▸ AIM OF THE TASK:
Search the records below for the word "Breakdown" and show every line where it occurs.
— Begin INPUT RECORDS —
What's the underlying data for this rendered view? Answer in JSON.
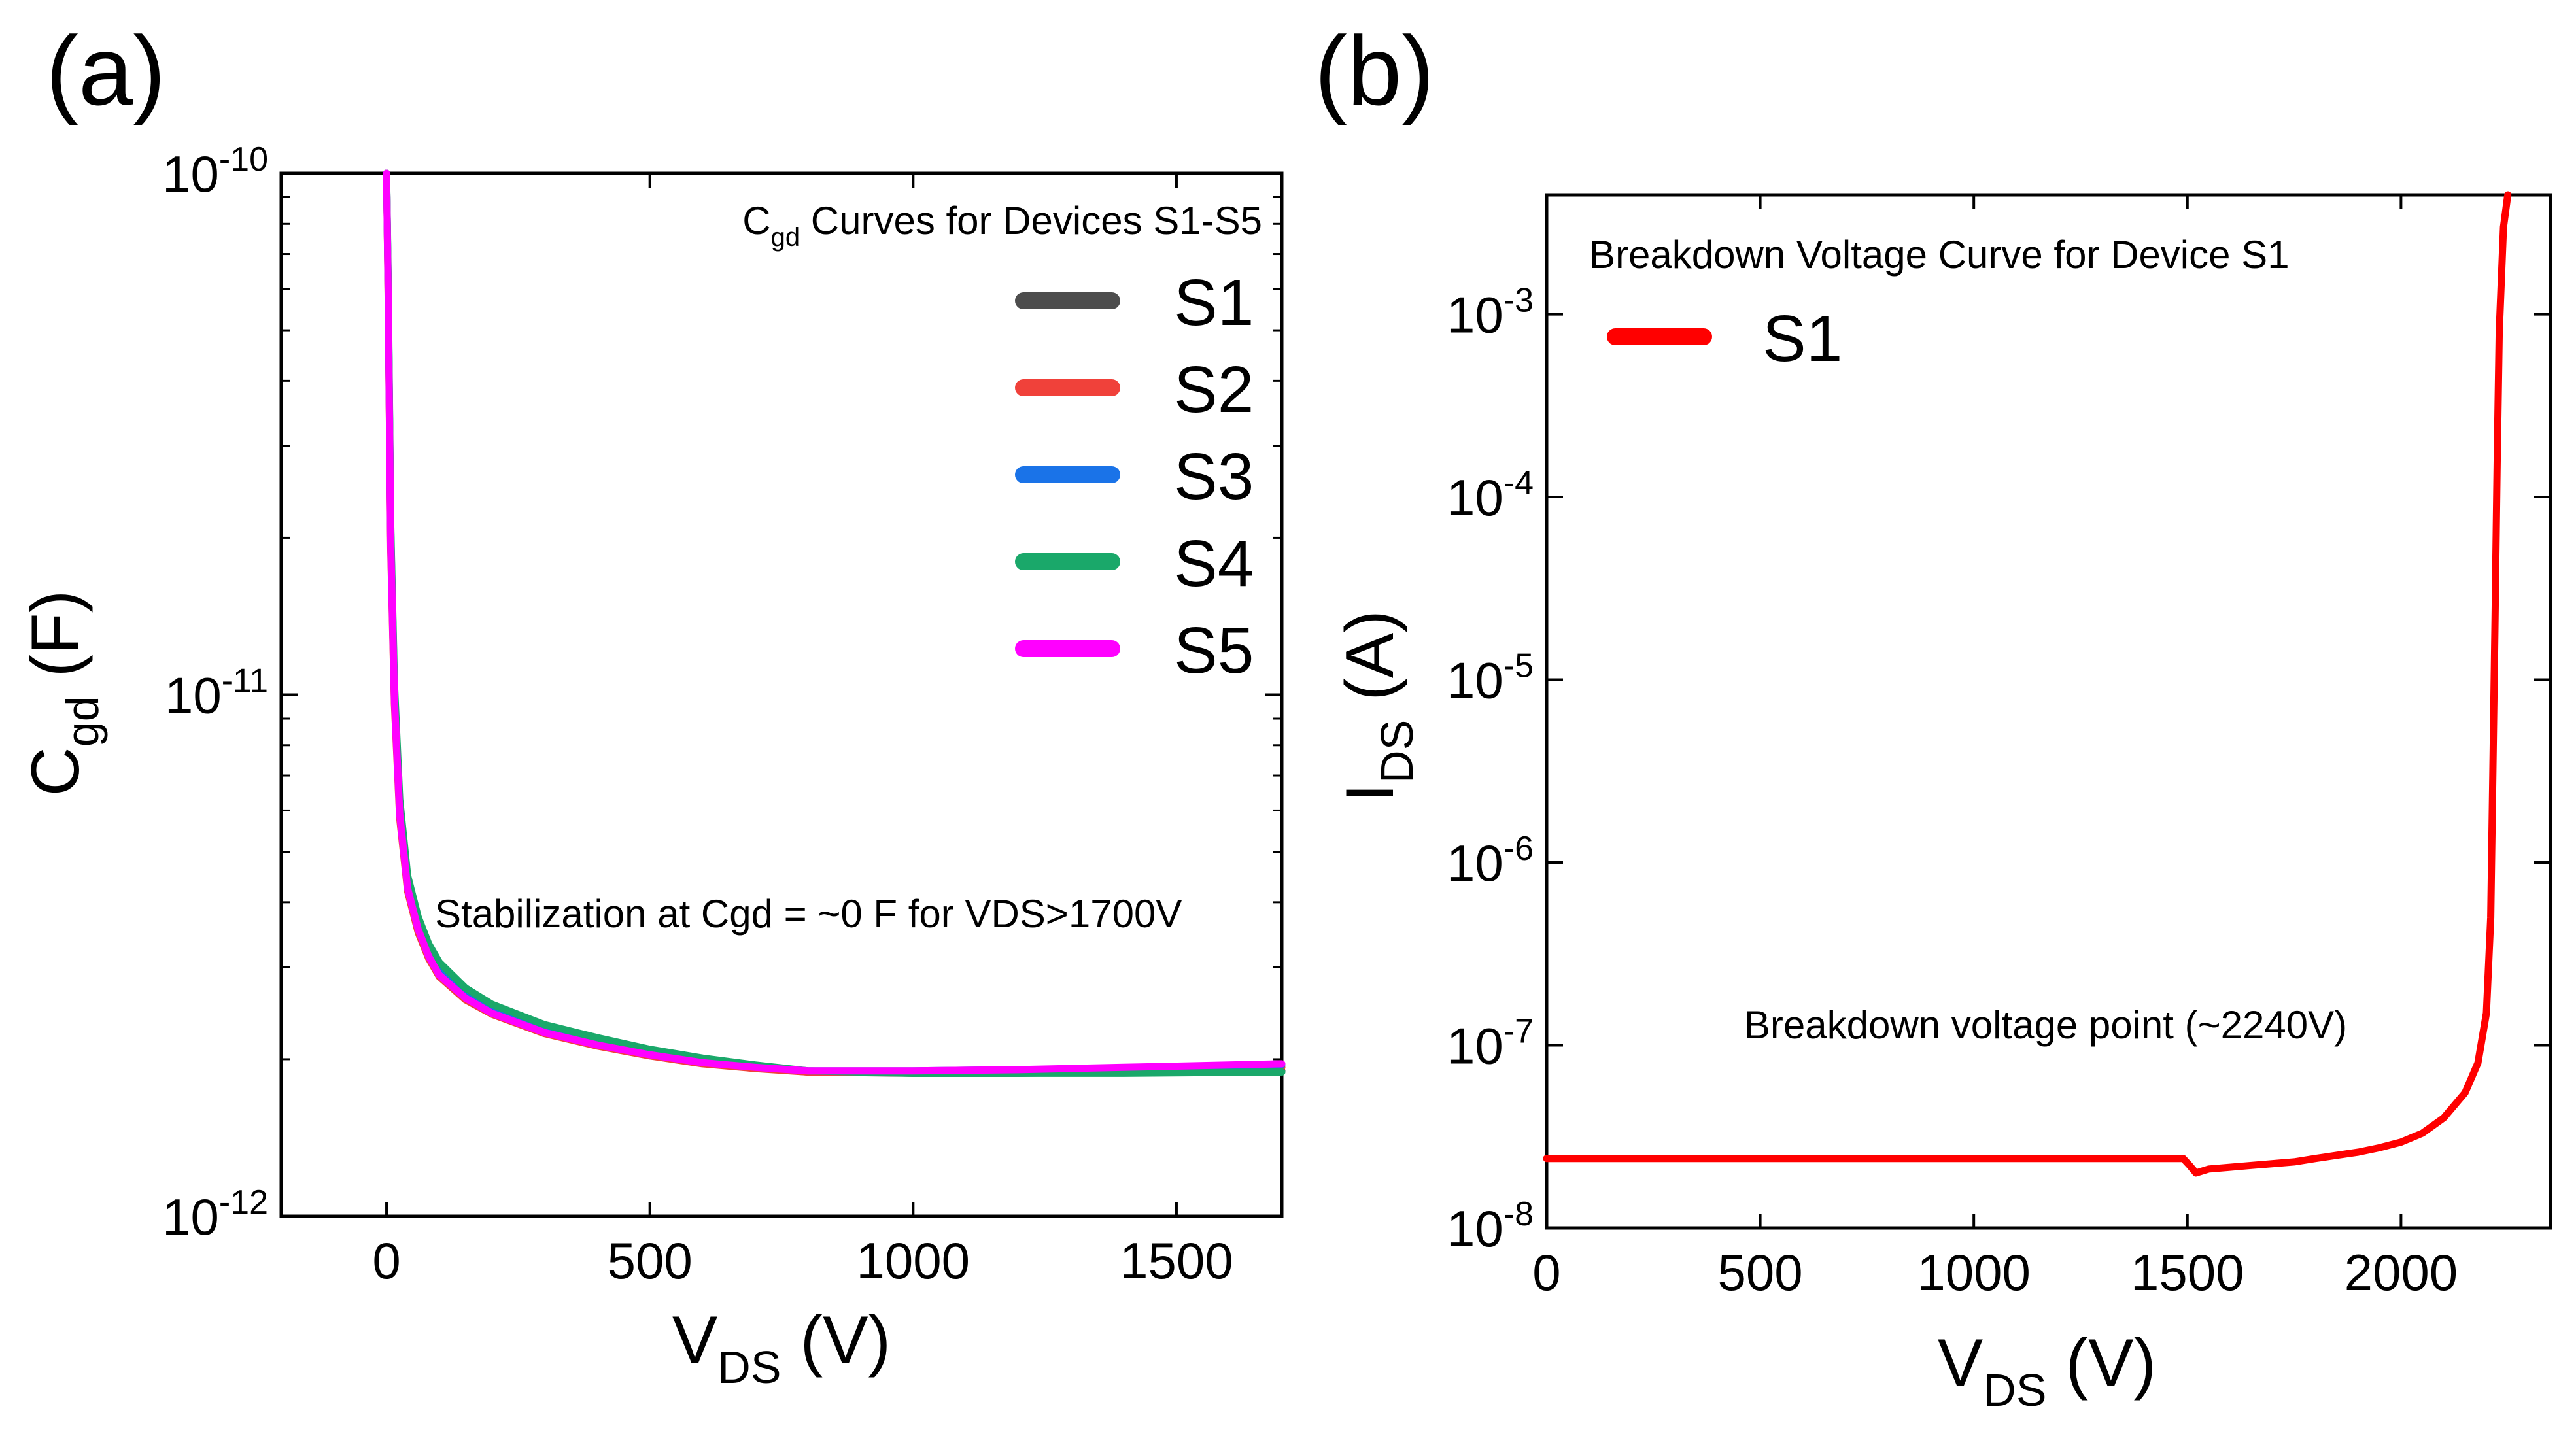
{
  "chart_data": [
    {
      "panel_label": "(a)",
      "type": "line",
      "title": "",
      "legend_title": {
        "main": "C",
        "sub": "gd",
        "rest": " Curves for Devices S1-S5"
      },
      "xlabel": {
        "main": "V",
        "sub": "DS",
        "rest": " (V)"
      },
      "ylabel": {
        "main": "C",
        "sub": "gd",
        "rest": " (F)"
      },
      "xlim": [
        -200,
        1700
      ],
      "ylim": [
        1e-12,
        1e-10
      ],
      "yscale": "log",
      "xticks": [
        0,
        500,
        1000,
        1500
      ],
      "xtick_labels": [
        "0",
        "500",
        "1000",
        "1500"
      ],
      "yticks": [
        {
          "value": 1e-12,
          "base": "10",
          "exp": "-12"
        },
        {
          "value": 1e-11,
          "base": "10",
          "exp": "-11"
        },
        {
          "value": 1e-10,
          "base": "10",
          "exp": "-10"
        }
      ],
      "grid": false,
      "legend_position": "top-right",
      "annotation": "Stabilization at  Cgd = ~0 F for VDS>1700V",
      "series": [
        {
          "name": "S1",
          "color": "#4d4d4d",
          "x": [
            0,
            3,
            8,
            15,
            25,
            40,
            60,
            80,
            100,
            150,
            200,
            300,
            400,
            500,
            600,
            700,
            800,
            1000,
            1200,
            1400,
            1700
          ],
          "y": [
            1e-10,
            6e-11,
            2e-11,
            1e-11,
            6e-12,
            4.3e-12,
            3.6e-12,
            3.2e-12,
            2.95e-12,
            2.65e-12,
            2.48e-12,
            2.27e-12,
            2.15e-12,
            2.05e-12,
            1.98e-12,
            1.93e-12,
            1.89e-12,
            1.88e-12,
            1.88e-12,
            1.89e-12,
            1.9e-12
          ]
        },
        {
          "name": "S2",
          "color": "#f0413a",
          "x": [
            0,
            3,
            8,
            15,
            25,
            40,
            60,
            80,
            100,
            150,
            200,
            300,
            400,
            500,
            600,
            700,
            800,
            1000,
            1200,
            1400,
            1700
          ],
          "y": [
            1e-10,
            5.8e-11,
            1.9e-11,
            9.6e-12,
            5.8e-12,
            4.2e-12,
            3.5e-12,
            3.12e-12,
            2.88e-12,
            2.6e-12,
            2.44e-12,
            2.24e-12,
            2.12e-12,
            2.03e-12,
            1.96e-12,
            1.92e-12,
            1.89e-12,
            1.89e-12,
            1.9e-12,
            1.91e-12,
            1.93e-12
          ]
        },
        {
          "name": "S3",
          "color": "#1a73e8",
          "x": [
            0,
            3,
            8,
            15,
            25,
            40,
            60,
            80,
            100,
            150,
            200,
            300,
            400,
            500,
            600,
            700,
            800,
            1000,
            1200,
            1400,
            1700
          ],
          "y": [
            1e-10,
            6.1e-11,
            2.05e-11,
            1.02e-11,
            6.1e-12,
            4.4e-12,
            3.65e-12,
            3.25e-12,
            3e-12,
            2.68e-12,
            2.5e-12,
            2.29e-12,
            2.17e-12,
            2.07e-12,
            1.99e-12,
            1.94e-12,
            1.9e-12,
            1.9e-12,
            1.91e-12,
            1.92e-12,
            1.95e-12
          ]
        },
        {
          "name": "S4",
          "color": "#1aa86a",
          "x": [
            0,
            3,
            8,
            15,
            25,
            40,
            60,
            80,
            100,
            150,
            200,
            300,
            400,
            500,
            600,
            700,
            800,
            1000,
            1200,
            1400,
            1700
          ],
          "y": [
            1e-10,
            6.3e-11,
            2.1e-11,
            1.05e-11,
            6.3e-12,
            4.5e-12,
            3.75e-12,
            3.33e-12,
            3.07e-12,
            2.74e-12,
            2.55e-12,
            2.33e-12,
            2.2e-12,
            2.09e-12,
            2.01e-12,
            1.95e-12,
            1.9e-12,
            1.88e-12,
            1.88e-12,
            1.88e-12,
            1.89e-12
          ]
        },
        {
          "name": "S5",
          "color": "#ff00ff",
          "x": [
            0,
            3,
            8,
            15,
            25,
            40,
            60,
            80,
            100,
            150,
            200,
            300,
            400,
            500,
            600,
            700,
            800,
            1000,
            1200,
            1400,
            1700
          ],
          "y": [
            1e-10,
            5.9e-11,
            1.95e-11,
            9.8e-12,
            5.9e-12,
            4.25e-12,
            3.55e-12,
            3.15e-12,
            2.9e-12,
            2.62e-12,
            2.45e-12,
            2.25e-12,
            2.13e-12,
            2.04e-12,
            1.97e-12,
            1.93e-12,
            1.9e-12,
            1.9e-12,
            1.91e-12,
            1.93e-12,
            1.96e-12
          ]
        }
      ]
    },
    {
      "panel_label": "(b)",
      "type": "line",
      "title": "",
      "legend_title": {
        "main": "Breakdown Voltage Curve for Device S1"
      },
      "xlabel": {
        "main": "V",
        "sub": "DS",
        "rest": " (V)"
      },
      "ylabel": {
        "main": "I",
        "sub": "DS",
        "rest": " (A)"
      },
      "xlim": [
        0,
        2350
      ],
      "ylim": [
        1e-08,
        0.0045
      ],
      "yscale": "log",
      "xticks": [
        0,
        500,
        1000,
        1500,
        2000
      ],
      "xtick_labels": [
        "0",
        "500",
        "1000",
        "1500",
        "2000"
      ],
      "yticks": [
        {
          "value": 1e-08,
          "base": "10",
          "exp": "-8"
        },
        {
          "value": 1e-07,
          "base": "10",
          "exp": "-7"
        },
        {
          "value": 1e-06,
          "base": "10",
          "exp": "-6"
        },
        {
          "value": 1e-05,
          "base": "10",
          "exp": "-5"
        },
        {
          "value": 0.0001,
          "base": "10",
          "exp": "-4"
        },
        {
          "value": 0.001,
          "base": "10",
          "exp": "-3"
        }
      ],
      "grid": false,
      "legend_position": "top-left",
      "annotation": "Breakdown voltage point (~2240V)",
      "series": [
        {
          "name": "S1",
          "color": "#ff0000",
          "x": [
            0,
            500,
            1000,
            1490,
            1505,
            1520,
            1550,
            1600,
            1650,
            1700,
            1750,
            1800,
            1850,
            1900,
            1950,
            2000,
            2050,
            2100,
            2150,
            2180,
            2200,
            2210,
            2215,
            2220,
            2225,
            2230,
            2240,
            2250
          ],
          "y": [
            2.4e-08,
            2.4e-08,
            2.4e-08,
            2.4e-08,
            2.2e-08,
            2e-08,
            2.1e-08,
            2.15e-08,
            2.2e-08,
            2.25e-08,
            2.3e-08,
            2.4e-08,
            2.5e-08,
            2.6e-08,
            2.75e-08,
            2.95e-08,
            3.3e-08,
            4e-08,
            5.5e-08,
            8e-08,
            1.5e-07,
            5e-07,
            3e-06,
            2e-05,
            0.00015,
            0.0008,
            0.003,
            0.0045
          ]
        }
      ]
    }
  ]
}
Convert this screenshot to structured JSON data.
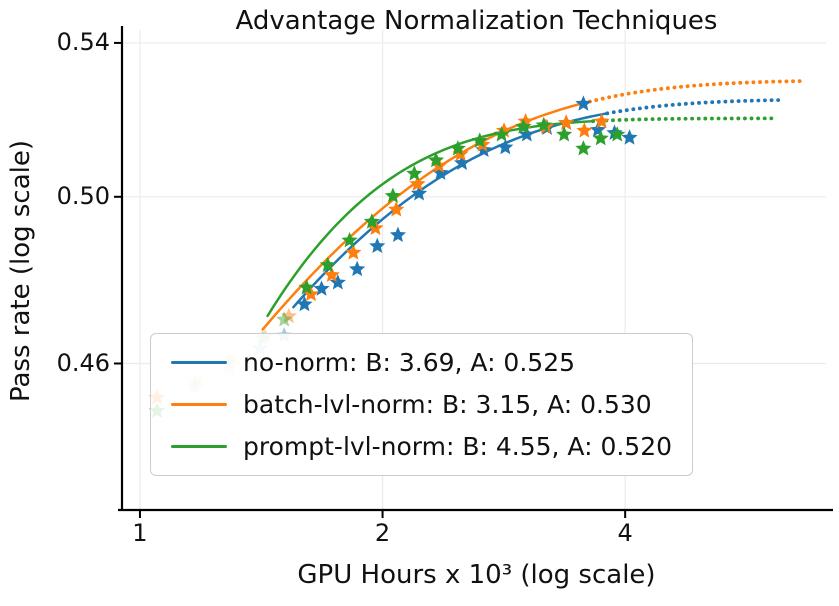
{
  "chart_data": {
    "type": "scatter",
    "title": "Advantage Normalization Techniques",
    "xlabel": "GPU Hours x 10³ (log scale)",
    "ylabel": "Pass rate (log scale)",
    "x_scale": "log",
    "y_scale": "log",
    "xlim": [
      0.95,
      7.1
    ],
    "ylim": [
      0.4275,
      0.5435
    ],
    "grid": true,
    "legend_position": "lower left",
    "fit_model": "y = A - c*exp(-k*x)",
    "x_ticks": [
      {
        "value": 1,
        "label": "1"
      },
      {
        "value": 2,
        "label": "2"
      },
      {
        "value": 4,
        "label": "4"
      }
    ],
    "y_ticks": [
      {
        "value": 0.54,
        "label": "0.54"
      },
      {
        "value": 0.5,
        "label": "0.50"
      },
      {
        "value": 0.46,
        "label": "0.46"
      }
    ],
    "series": [
      {
        "name": "no-norm",
        "legend_label": "no-norm: B: 3.69, A: 0.525",
        "color": "#1f77b4",
        "B": 3.69,
        "A": 0.525,
        "fit": {
          "A": 0.525,
          "c": 0.32,
          "k": 1.174
        },
        "solid_range": [
          1.55,
          3.8
        ],
        "dotted_range": [
          3.8,
          6.3
        ],
        "points": [
          [
            1.17,
            0.4545,
            0.18
          ],
          [
            1.29,
            0.4585,
            0.2
          ],
          [
            1.41,
            0.4635,
            0.3
          ],
          [
            1.51,
            0.4665,
            0.4
          ],
          [
            1.6,
            0.4738,
            1
          ],
          [
            1.68,
            0.4775,
            1
          ],
          [
            1.76,
            0.479,
            1
          ],
          [
            1.86,
            0.4822,
            1
          ],
          [
            1.97,
            0.4878,
            1
          ],
          [
            2.09,
            0.4905,
            1
          ],
          [
            2.22,
            0.5008,
            1
          ],
          [
            2.36,
            0.506,
            1
          ],
          [
            2.51,
            0.5085,
            1
          ],
          [
            2.67,
            0.5118,
            1
          ],
          [
            2.84,
            0.5125,
            1
          ],
          [
            3.02,
            0.5158,
            1
          ],
          [
            3.2,
            0.5175,
            1
          ],
          [
            3.38,
            0.5188,
            1
          ],
          [
            3.55,
            0.5238,
            1
          ],
          [
            3.7,
            0.517,
            1
          ],
          [
            3.88,
            0.5162,
            1
          ],
          [
            4.05,
            0.515,
            1
          ]
        ]
      },
      {
        "name": "batch-lvl-norm",
        "legend_label": "batch-lvl-norm: B: 3.15, A: 0.530",
        "color": "#ff7f0e",
        "B": 3.15,
        "A": 0.53,
        "fit": {
          "A": 0.53,
          "c": 0.294,
          "k": 1.095
        },
        "solid_range": [
          1.42,
          3.55
        ],
        "dotted_range": [
          3.55,
          6.6
        ],
        "points": [
          [
            1.05,
            0.4522,
            0.95
          ],
          [
            1.18,
            0.4562,
            0.18
          ],
          [
            1.3,
            0.4612,
            0.2
          ],
          [
            1.43,
            0.4662,
            0.32
          ],
          [
            1.53,
            0.471,
            0.5
          ],
          [
            1.63,
            0.4762,
            1
          ],
          [
            1.73,
            0.4808,
            1
          ],
          [
            1.84,
            0.4862,
            1
          ],
          [
            1.96,
            0.4922,
            1
          ],
          [
            2.08,
            0.4968,
            1
          ],
          [
            2.21,
            0.5032,
            1
          ],
          [
            2.35,
            0.5078,
            1
          ],
          [
            2.5,
            0.5108,
            1
          ],
          [
            2.66,
            0.5132,
            1
          ],
          [
            2.83,
            0.5168,
            1
          ],
          [
            3.01,
            0.5192,
            1
          ],
          [
            3.19,
            0.5178,
            1
          ],
          [
            3.38,
            0.5188,
            1
          ],
          [
            3.56,
            0.5168,
            1
          ],
          [
            3.74,
            0.5192,
            1
          ]
        ]
      },
      {
        "name": "prompt-lvl-norm",
        "legend_label": "prompt-lvl-norm: B: 4.55, A: 0.520",
        "color": "#2ca02c",
        "B": 4.55,
        "A": 0.52,
        "fit": {
          "A": 0.52,
          "c": 0.76,
          "k": 1.905
        },
        "solid_range": [
          1.44,
          3.65
        ],
        "dotted_range": [
          3.65,
          6.15
        ],
        "points": [
          [
            1.05,
            0.4492,
            0.95
          ],
          [
            1.17,
            0.4555,
            0.18
          ],
          [
            1.29,
            0.4605,
            0.2
          ],
          [
            1.42,
            0.4658,
            0.3
          ],
          [
            1.51,
            0.4702,
            0.45
          ],
          [
            1.61,
            0.4778,
            1
          ],
          [
            1.71,
            0.4832,
            1
          ],
          [
            1.82,
            0.4892,
            1
          ],
          [
            1.94,
            0.4938,
            1
          ],
          [
            2.06,
            0.5002,
            1
          ],
          [
            2.19,
            0.5058,
            1
          ],
          [
            2.33,
            0.5092,
            1
          ],
          [
            2.48,
            0.5122,
            1
          ],
          [
            2.64,
            0.5142,
            1
          ],
          [
            2.81,
            0.5158,
            1
          ],
          [
            2.99,
            0.5178,
            1
          ],
          [
            3.17,
            0.5182,
            1
          ],
          [
            3.36,
            0.5158,
            1
          ],
          [
            3.55,
            0.5122,
            1
          ],
          [
            3.73,
            0.5148,
            1
          ],
          [
            3.91,
            0.5158,
            1
          ]
        ]
      }
    ]
  }
}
— End INPUT RECORDS —
▸ RESPONSE BELOW:
        "main": "Breakdown Voltage Curve for Device S1"
      "annotation": "Breakdown voltage point (~2240V)",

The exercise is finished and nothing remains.